> Items:
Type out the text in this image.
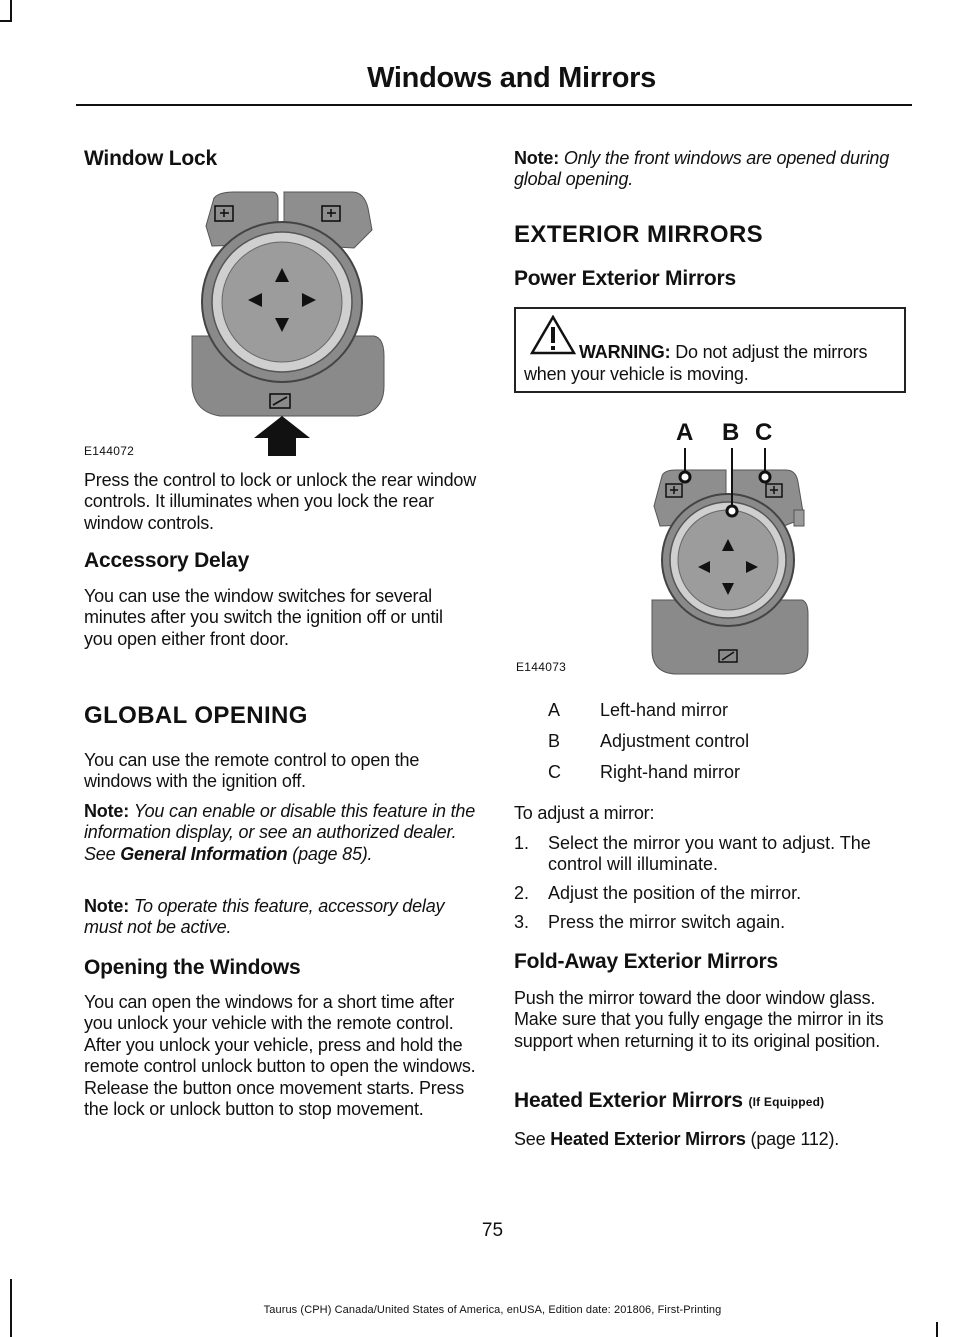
Windows and Mirrors
Window Lock
E144072

Press the control to lock or unlock the rear window controls. It illuminates when you lock the rear window controls.

Accessory Delay

You can use the window switches for several minutes after you switch the ignition off or until you open either front door.

GLOBAL OPENING

You can use the remote control to open the windows with the ignition off.

Note: You can enable or disable this feature in the information display, or see an authorized dealer. See General Information (page 85).

Note: To operate this feature, accessory delay must not be active.

Opening the Windows

You can open the windows for a short time after you unlock your vehicle with the remote control. After you unlock your vehicle, press and hold the remote control unlock button to open the windows. Release the button once movement starts. Press the lock or unlock button to stop movement.

Note: Only the front windows are opened during global opening.

EXTERIOR MIRRORS
Power Exterior Mirrors
WARNING: Do not adjust the mirrors when your vehicle is moving.
A B C
E144073
A Left-hand mirror
B Adjustment control
C Right-hand mirror

To adjust a mirror:

1. Select the mirror you want to adjust. The control will illuminate.
2. Adjust the position of the mirror.
3. Press the mirror switch again.
Fold-Away Exterior Mirrors

Push the mirror toward the door window glass. Make sure that you fully engage the mirror in its support when returning it to its original position.

Heated Exterior Mirrors (If Equipped)

See Heated Exterior Mirrors (page 112).

75
Taurus (CPH) Canada/United States of America, enUSA, Edition date: 201806, First-Printing
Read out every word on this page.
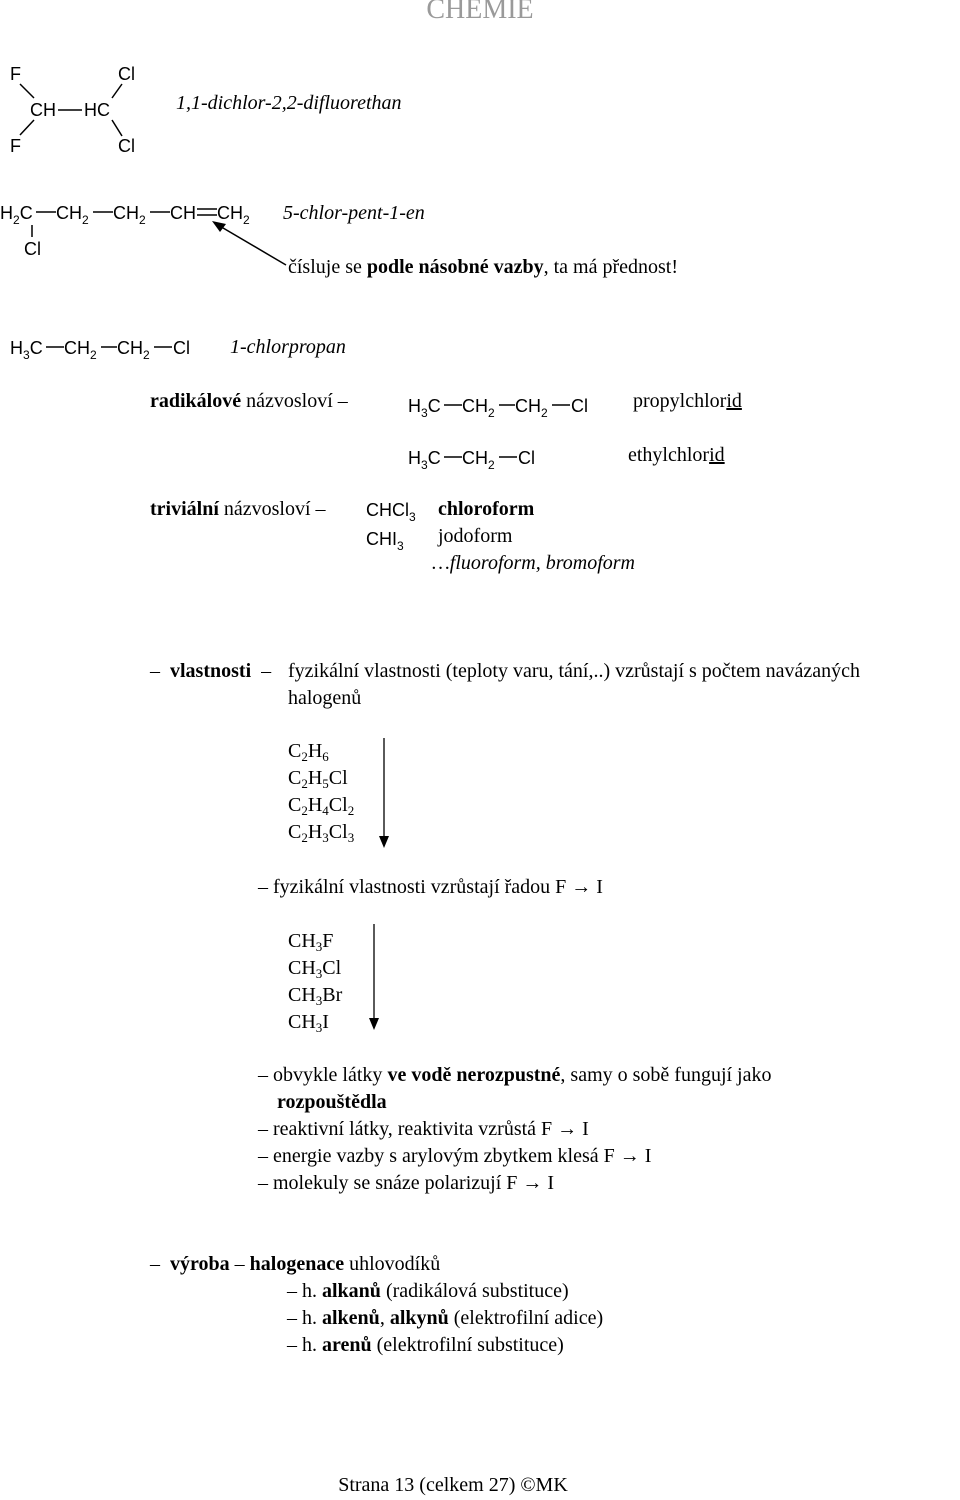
CHEMIE
F
F
Cl
Cl
CH HC	1,1-dichlor-2,2-difluorethan
$H_2C$ $CH_2$ $CH_2$ CH $CH_2$
Cl
5-chlor-pent-1-en
čísluje se podle násobné vazby, ta má přednost!
$H_3C$ $CH_2$ $CH_2$ Cl 1-chlorpropan
radikálové názvosloví –	$H_3C$ $CH_2$ $CH_2$ Cl propylchlorid
$H_3C$ $CH_2$ Cl	ethylchlorid
triviální názvosloví – CHCl$_3$ chloroform
$CHI_3$ jodoform
…fluoroform, bromoform
– vlastnosti – fyzikální vlastnosti (teploty varu, tání,..) vzrůstají s počtem navázaných
halogenů
$C_2H_6$
$C_2H_5Cl$
$C_2H_4Cl_2$
$C_2H_3Cl_3$
– fyzikální vlastnosti vzrůstají řadou F → I
$CH_3F$
$CH_3Cl$
$CH_3Br$
$CH_3I$
– obvykle látky ve vodě nerozpustné, samy o sobě fungují jako
rozpouštědla
– reaktivní látky, reaktivita vzrůstá F → I
– energie vazby s arylovým zbytkem klesá F → I
– molekuly se snáze polarizují F → I
– výroba – halogenace uhlovodíků
– h. alkanů (radikálová substituce)
– h. alkenů, alkynů (elektrofilní adice)
– h. arenů (elektrofilní substituce)
Strana 13 (celkem 27) ©MK
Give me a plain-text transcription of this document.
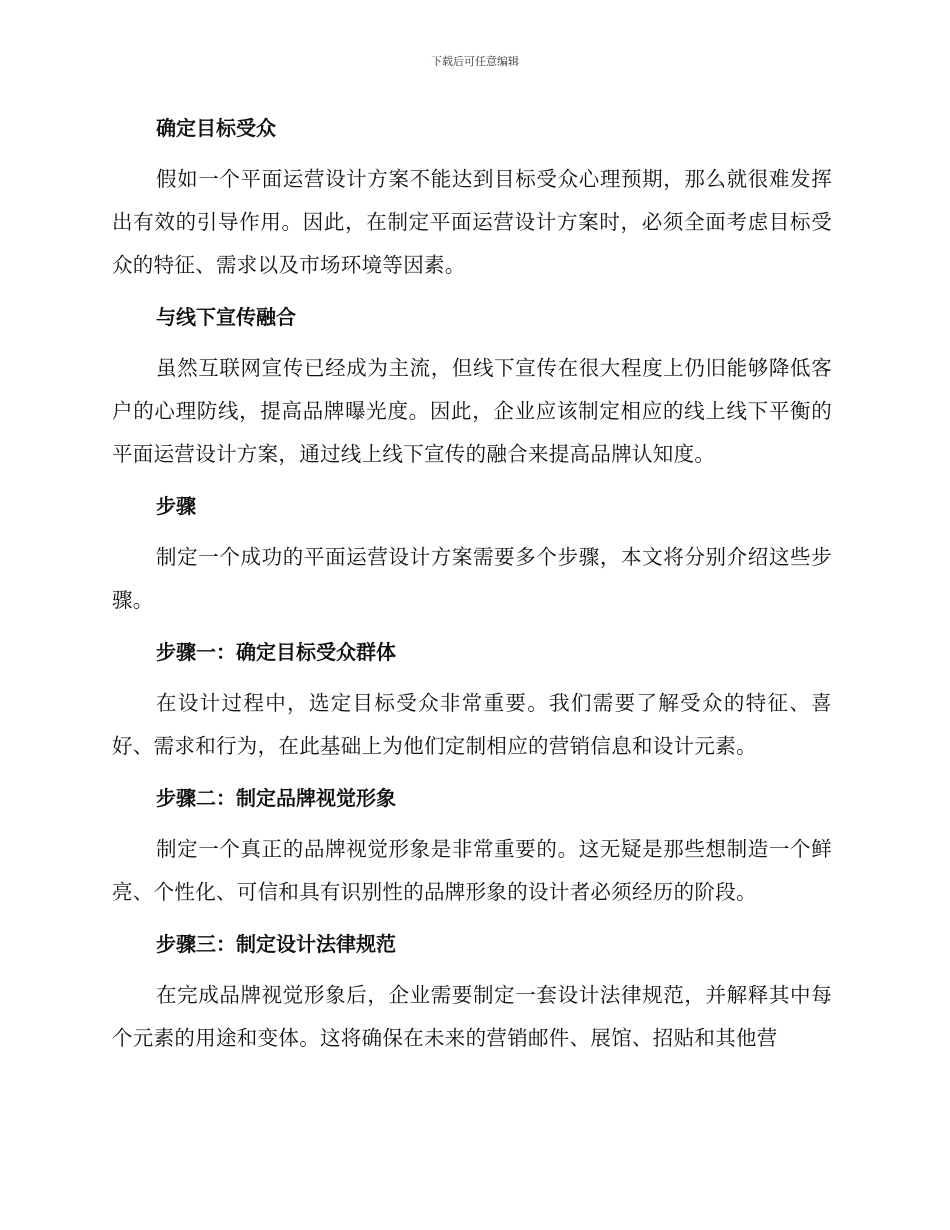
下载后可任意编辑
确定目标受众

假如一个平面运营设计方案不能达到目标受众心理预期，那么就很难发挥出有效的引导作用。因此，在制定平面运营设计方案时，必须全面考虑目标受众的特征、需求以及市场环境等因素。

与线下宣传融合

虽然互联网宣传已经成为主流，但线下宣传在很大程度上仍旧能够降低客户的心理防线，提高品牌曝光度。因此，企业应该制定相应的线上线下平衡的平面运营设计方案，通过线上线下宣传的融合来提高品牌认知度。

步骤

制定一个成功的平面运营设计方案需要多个步骤，本文将分别介绍这些步骤。

步骤一：确定目标受众群体

在设计过程中，选定目标受众非常重要。我们需要了解受众的特征、喜好、需求和行为，在此基础上为他们定制相应的营销信息和设计元素。

步骤二：制定品牌视觉形象

制定一个真正的品牌视觉形象是非常重要的。这无疑是那些想制造一个鲜亮、个性化、可信和具有识别性的品牌形象的设计者必须经历的阶段。

步骤三：制定设计法律规范

在完成品牌视觉形象后，企业需要制定一套设计法律规范，并解释其中每个元素的用途和变体。这将确保在未来的营销邮件、展馆、招贴和其他营
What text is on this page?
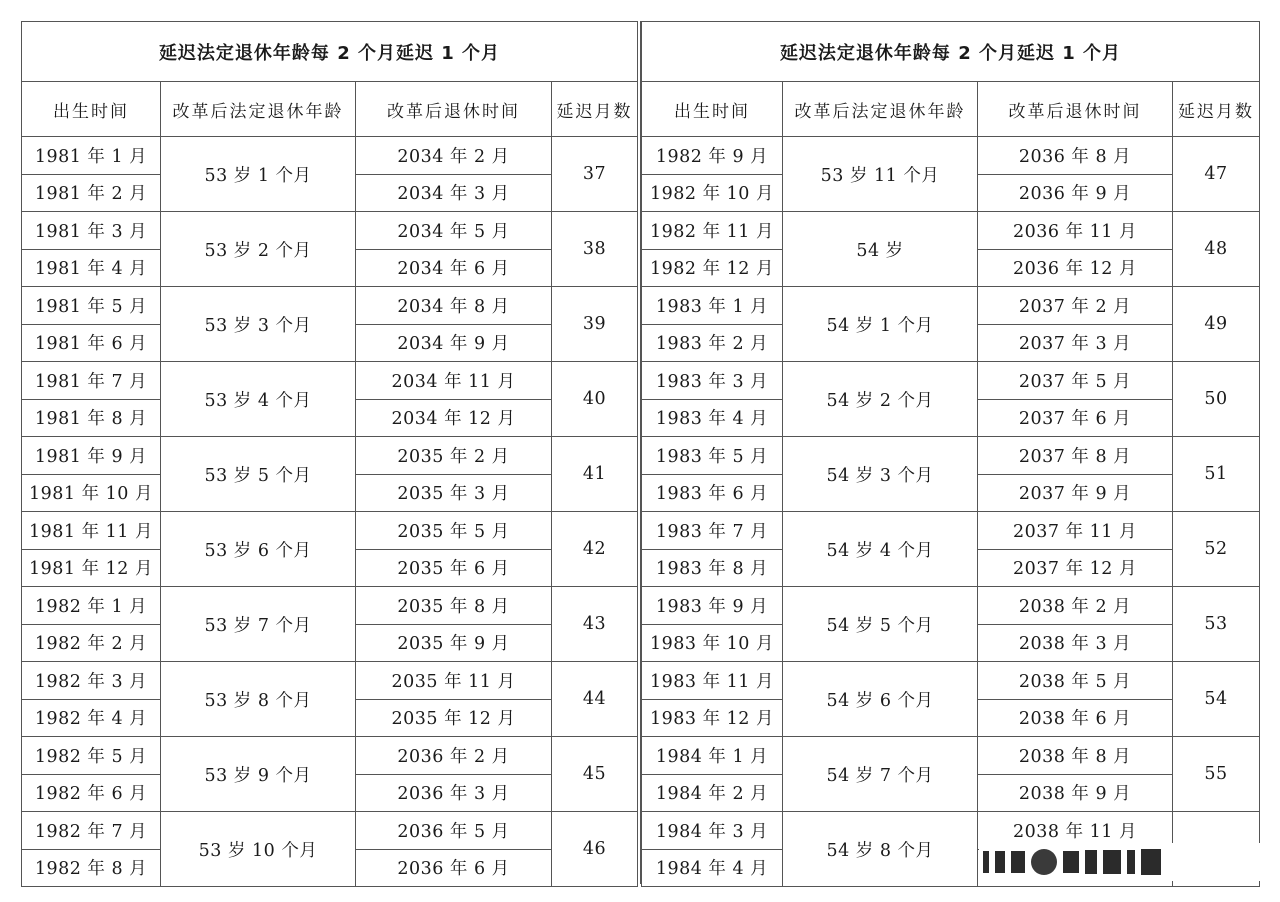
延迟法定退休年龄每 2 个月延迟 1 个月			
出生时间	改革后法定退休年龄	改革后退休时间	延迟月数
1981 年 1 月	53 岁 1 个月	2034 年 2 月	37
1981 年 2 月		2034 年 3 月	
1981 年 3 月	53 岁 2 个月	2034 年 5 月	38
1981 年 4 月		2034 年 6 月	
1981 年 5 月	53 岁 3 个月	2034 年 8 月	39
1981 年 6 月		2034 年 9 月	
1981 年 7 月	53 岁 4 个月	2034 年 11 月	40
1981 年 8 月		2034 年 12 月	
1981 年 9 月	53 岁 5 个月	2035 年 2 月	41
1981 年 10 月		2035 年 3 月	
1981 年 11 月	53 岁 6 个月	2035 年 5 月	42
1981 年 12 月		2035 年 6 月	
1982 年 1 月	53 岁 7 个月	2035 年 8 月	43
1982 年 2 月		2035 年 9 月	
1982 年 3 月	53 岁 8 个月	2035 年 11 月	44
1982 年 4 月		2035 年 12 月	
1982 年 5 月	53 岁 9 个月	2036 年 2 月	45
1982 年 6 月		2036 年 3 月	
1982 年 7 月	53 岁 10 个月	2036 年 5 月	46
1982 年 8 月		2036 年 6 月	
延迟法定退休年龄每 2 个月延迟 1 个月			
出生时间	改革后法定退休年龄	改革后退休时间	延迟月数
1982 年 9 月	53 岁 11 个月	2036 年 8 月	47
1982 年 10 月		2036 年 9 月	
1982 年 11 月	54 岁	2036 年 11 月	48
1982 年 12 月		2036 年 12 月	
1983 年 1 月	54 岁 1 个月	2037 年 2 月	49
1983 年 2 月		2037 年 3 月	
1983 年 3 月	54 岁 2 个月	2037 年 5 月	50
1983 年 4 月		2037 年 6 月	
1983 年 5 月	54 岁 3 个月	2037 年 8 月	51
1983 年 6 月		2037 年 9 月	
1983 年 7 月	54 岁 4 个月	2037 年 11 月	52
1983 年 8 月		2037 年 12 月	
1983 年 9 月	54 岁 5 个月	2038 年 2 月	53
1983 年 10 月		2038 年 3 月	
1983 年 11 月	54 岁 6 个月	2038 年 5 月	54
1983 年 12 月		2038 年 6 月	
1984 年 1 月	54 岁 7 个月	2038 年 8 月	55
1984 年 2 月		2038 年 9 月	
1984 年 3 月	54 岁 8 个月	2038 年 11 月	
1984 年 4 月			
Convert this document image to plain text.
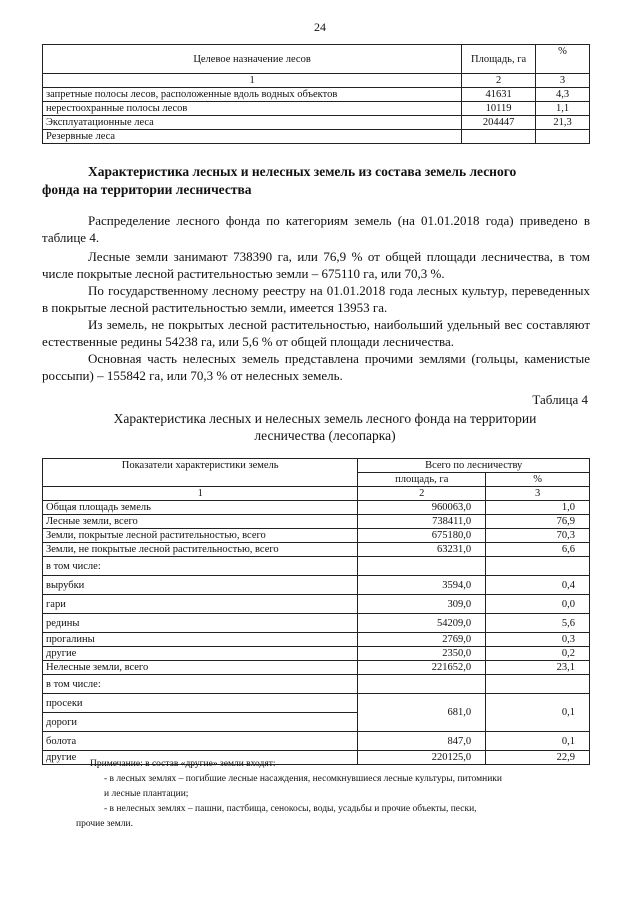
24
Целевое назначение лесов	Площадь, га	%
1	2	3
запретные полосы лесов, расположенные вдоль водных объектов	41631	4,3
нерестоохранные полосы лесов	10119	1,1
Эксплуатационные леса	204447	21,3
Резервные леса		
Характеристика лесных и нелесных земель из состава земель лесного
фонда на территории лесничества

Распределение лесного фонда по категориям земель (на 01.01.2018 года) приведено в таблице 4.

Лесные земли занимают 738390 га, или 76,9 % от общей площади лесничества, в том числе покрытые лесной растительностью земли – 675110 га, или 70,3 %.

По государственному лесному реестру на 01.01.2018 года лесных культур, переведенных в покрытые лесной растительностью земли, имеется 13953 га.

Из земель, не покрытых лесной растительностью, наибольший удельный вес составляют естественные редины 54238 га, или 5,6 % от общей площади лесничества.

Основная часть нелесных земель представлена прочими землями (гольцы, каменистые россыпи) – 155842 га, или 70,3 % от нелесных земель.

Таблица 4
Характеристика лесных и нелесных земель лесного фонда на территории лесничества (лесопарка)
Показатели характеристики земель	Всего по лесничеству	
	площадь, га	%
1	2	3
Общая площадь земель	960063,0	1,0
Лесные земли, всего	738411,0	76,9
Земли, покрытые лесной растительностью, всего	675180,0	70,3
Земли, не покрытые лесной растительностью, всего	63231,0	6,6
в том числе:		
вырубки	3594,0	0,4
гари	309,0	0,0
редины	54209,0	5,6
прогалины	2769,0	0,3
другие	2350,0	0,2
Нелесные земли, всего	221652,0	23,1
в том числе:		
просеки	681,0	0,1
дороги		
болота	847,0	0,1
другие	220125,0	22,9
Примечание: в состав «другие» земли входят:
- в лесных землях – погибшие лесные насаждения, несомкнувшиеся лесные культуры, питомники
и лесные плантации;
- в нелесных землях – пашни, пастбища, сенокосы, воды, усадьбы и прочие объекты, пески,
прочие земли.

> Task details: Gather all lines from the records above in which "нелесных" appears.

> Finished task:
Характеристика лесных и нелесных земель из состава земель лесного
Основная часть нелесных земель представлена прочими землями (гольцы, каменистые россыпи) – 155842 га, или 70,3 % от нелесных земель.
Характеристика лесных и нелесных земель лесного фонда на территории лесничества (лесопарка)
- в нелесных землях – пашни, пастбища, сенокосы, воды, усадьбы и прочие объекты, пески,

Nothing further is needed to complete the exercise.